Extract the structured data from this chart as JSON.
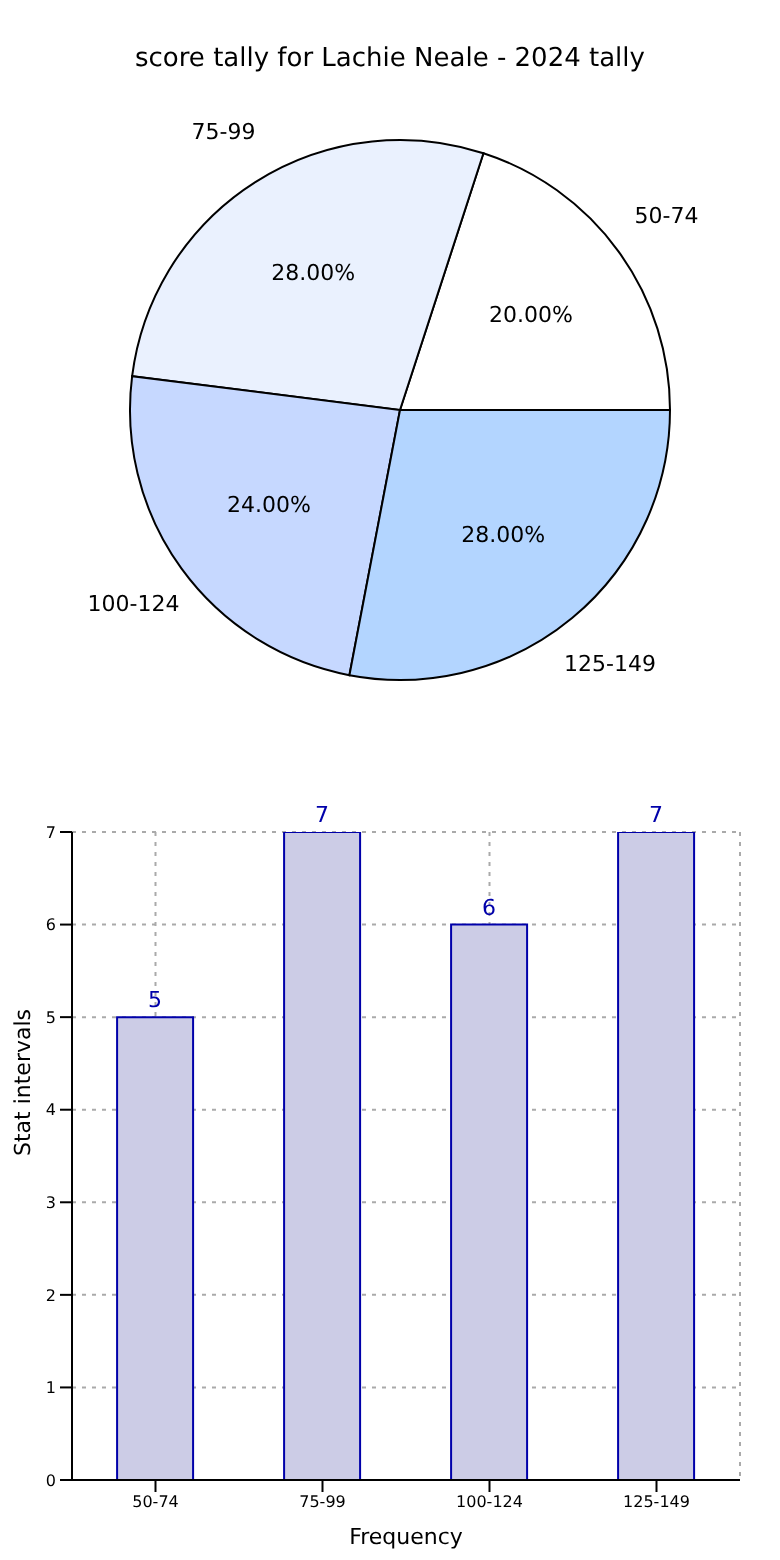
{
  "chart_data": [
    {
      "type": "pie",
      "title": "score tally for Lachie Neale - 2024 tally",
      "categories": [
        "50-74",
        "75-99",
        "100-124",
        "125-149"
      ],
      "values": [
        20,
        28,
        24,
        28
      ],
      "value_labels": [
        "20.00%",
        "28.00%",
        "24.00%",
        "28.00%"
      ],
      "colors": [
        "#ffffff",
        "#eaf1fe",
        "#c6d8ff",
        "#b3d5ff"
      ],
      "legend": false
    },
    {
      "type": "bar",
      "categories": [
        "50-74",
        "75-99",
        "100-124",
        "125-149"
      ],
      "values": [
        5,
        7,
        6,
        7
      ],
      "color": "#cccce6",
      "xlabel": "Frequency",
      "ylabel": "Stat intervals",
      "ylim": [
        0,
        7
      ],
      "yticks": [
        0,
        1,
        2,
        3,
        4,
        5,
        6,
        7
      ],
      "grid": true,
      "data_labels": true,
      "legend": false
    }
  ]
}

☆ ☆ ☆ ☆

◆ **Given problem**: Omit every picture, then repeat the remaining data exactly as it appears above.

◆ **Written solution**:
Extract the structured data from this chart as JSON.
{
  "chart_data": [
    {
      "type": "pie",
      "title": "score tally for Lachie Neale - 2024 tally",
      "categories": [
        "50-74",
        "75-99",
        "100-124",
        "125-149"
      ],
      "values": [
        20,
        28,
        24,
        28
      ],
      "value_labels": [
        "20.00%",
        "28.00%",
        "24.00%",
        "28.00%"
      ],
      "colors": [
        "#ffffff",
        "#eaf1fe",
        "#c6d8ff",
        "#b3d5ff"
      ],
      "legend": false
    },
    {
      "type": "bar",
      "categories": [
        "50-74",
        "75-99",
        "100-124",
        "125-149"
      ],
      "values": [
        5,
        7,
        6,
        7
      ],
      "color": "#cccce6",
      "xlabel": "Frequency",
      "ylabel": "Stat intervals",
      "ylim": [
        0,
        7
      ],
      "yticks": [
        0,
        1,
        2,
        3,
        4,
        5,
        6,
        7
      ],
      "grid": true,
      "data_labels": true,
      "legend": false
    }
  ]
}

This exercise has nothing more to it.